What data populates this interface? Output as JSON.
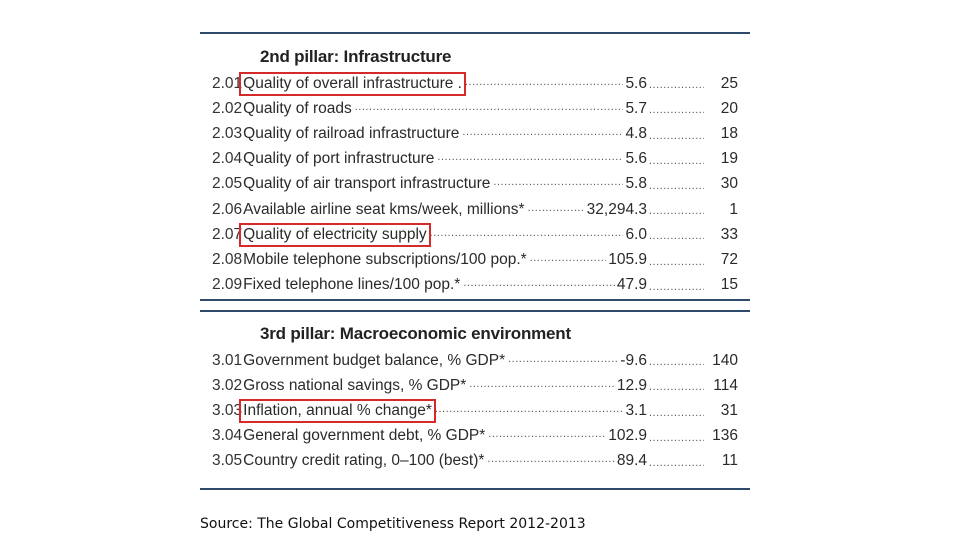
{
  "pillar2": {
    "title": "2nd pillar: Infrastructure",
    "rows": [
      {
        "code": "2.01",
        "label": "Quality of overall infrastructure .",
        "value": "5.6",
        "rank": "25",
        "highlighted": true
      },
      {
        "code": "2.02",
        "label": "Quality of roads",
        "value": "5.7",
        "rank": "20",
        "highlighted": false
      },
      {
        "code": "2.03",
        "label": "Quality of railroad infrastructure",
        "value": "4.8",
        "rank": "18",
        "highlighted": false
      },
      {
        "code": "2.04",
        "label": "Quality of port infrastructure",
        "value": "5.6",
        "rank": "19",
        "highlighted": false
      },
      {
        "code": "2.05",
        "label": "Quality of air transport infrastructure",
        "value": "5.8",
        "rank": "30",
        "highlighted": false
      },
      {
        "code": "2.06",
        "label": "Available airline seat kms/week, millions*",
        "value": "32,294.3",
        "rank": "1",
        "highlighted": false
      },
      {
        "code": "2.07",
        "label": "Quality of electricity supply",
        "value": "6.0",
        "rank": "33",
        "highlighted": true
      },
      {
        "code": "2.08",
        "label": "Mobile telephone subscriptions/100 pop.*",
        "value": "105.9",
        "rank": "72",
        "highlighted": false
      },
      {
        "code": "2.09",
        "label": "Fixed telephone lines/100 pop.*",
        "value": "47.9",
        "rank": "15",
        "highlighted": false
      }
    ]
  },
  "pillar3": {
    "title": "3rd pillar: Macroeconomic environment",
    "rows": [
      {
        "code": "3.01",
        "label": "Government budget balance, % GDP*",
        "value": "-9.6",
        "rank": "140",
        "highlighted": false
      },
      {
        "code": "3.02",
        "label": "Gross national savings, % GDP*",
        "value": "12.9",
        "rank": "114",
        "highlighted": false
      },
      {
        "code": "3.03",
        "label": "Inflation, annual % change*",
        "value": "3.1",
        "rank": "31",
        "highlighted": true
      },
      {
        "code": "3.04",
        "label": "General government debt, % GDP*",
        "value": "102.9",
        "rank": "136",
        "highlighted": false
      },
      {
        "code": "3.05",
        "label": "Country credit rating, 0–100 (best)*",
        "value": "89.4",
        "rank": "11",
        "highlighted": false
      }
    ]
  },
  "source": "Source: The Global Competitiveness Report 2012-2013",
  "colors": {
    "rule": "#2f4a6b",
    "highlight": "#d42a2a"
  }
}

-*-*-

Repeat the listing in full and exactly. Do not include any images.

• SOLUTION TO THIS EXERCISE:
What data populates this interface? Output as JSON.
{
  "pillar2": {
    "title": "2nd pillar: Infrastructure",
    "rows": [
      {
        "code": "2.01",
        "label": "Quality of overall infrastructure .",
        "value": "5.6",
        "rank": "25",
        "highlighted": true
      },
      {
        "code": "2.02",
        "label": "Quality of roads",
        "value": "5.7",
        "rank": "20",
        "highlighted": false
      },
      {
        "code": "2.03",
        "label": "Quality of railroad infrastructure",
        "value": "4.8",
        "rank": "18",
        "highlighted": false
      },
      {
        "code": "2.04",
        "label": "Quality of port infrastructure",
        "value": "5.6",
        "rank": "19",
        "highlighted": false
      },
      {
        "code": "2.05",
        "label": "Quality of air transport infrastructure",
        "value": "5.8",
        "rank": "30",
        "highlighted": false
      },
      {
        "code": "2.06",
        "label": "Available airline seat kms/week, millions*",
        "value": "32,294.3",
        "rank": "1",
        "highlighted": false
      },
      {
        "code": "2.07",
        "label": "Quality of electricity supply",
        "value": "6.0",
        "rank": "33",
        "highlighted": true
      },
      {
        "code": "2.08",
        "label": "Mobile telephone subscriptions/100 pop.*",
        "value": "105.9",
        "rank": "72",
        "highlighted": false
      },
      {
        "code": "2.09",
        "label": "Fixed telephone lines/100 pop.*",
        "value": "47.9",
        "rank": "15",
        "highlighted": false
      }
    ]
  },
  "pillar3": {
    "title": "3rd pillar: Macroeconomic environment",
    "rows": [
      {
        "code": "3.01",
        "label": "Government budget balance, % GDP*",
        "value": "-9.6",
        "rank": "140",
        "highlighted": false
      },
      {
        "code": "3.02",
        "label": "Gross national savings, % GDP*",
        "value": "12.9",
        "rank": "114",
        "highlighted": false
      },
      {
        "code": "3.03",
        "label": "Inflation, annual % change*",
        "value": "3.1",
        "rank": "31",
        "highlighted": true
      },
      {
        "code": "3.04",
        "label": "General government debt, % GDP*",
        "value": "102.9",
        "rank": "136",
        "highlighted": false
      },
      {
        "code": "3.05",
        "label": "Country credit rating, 0–100 (best)*",
        "value": "89.4",
        "rank": "11",
        "highlighted": false
      }
    ]
  },
  "source": "Source: The Global Competitiveness Report 2012-2013",
  "colors": {
    "rule": "#2f4a6b",
    "highlight": "#d42a2a"
  }
}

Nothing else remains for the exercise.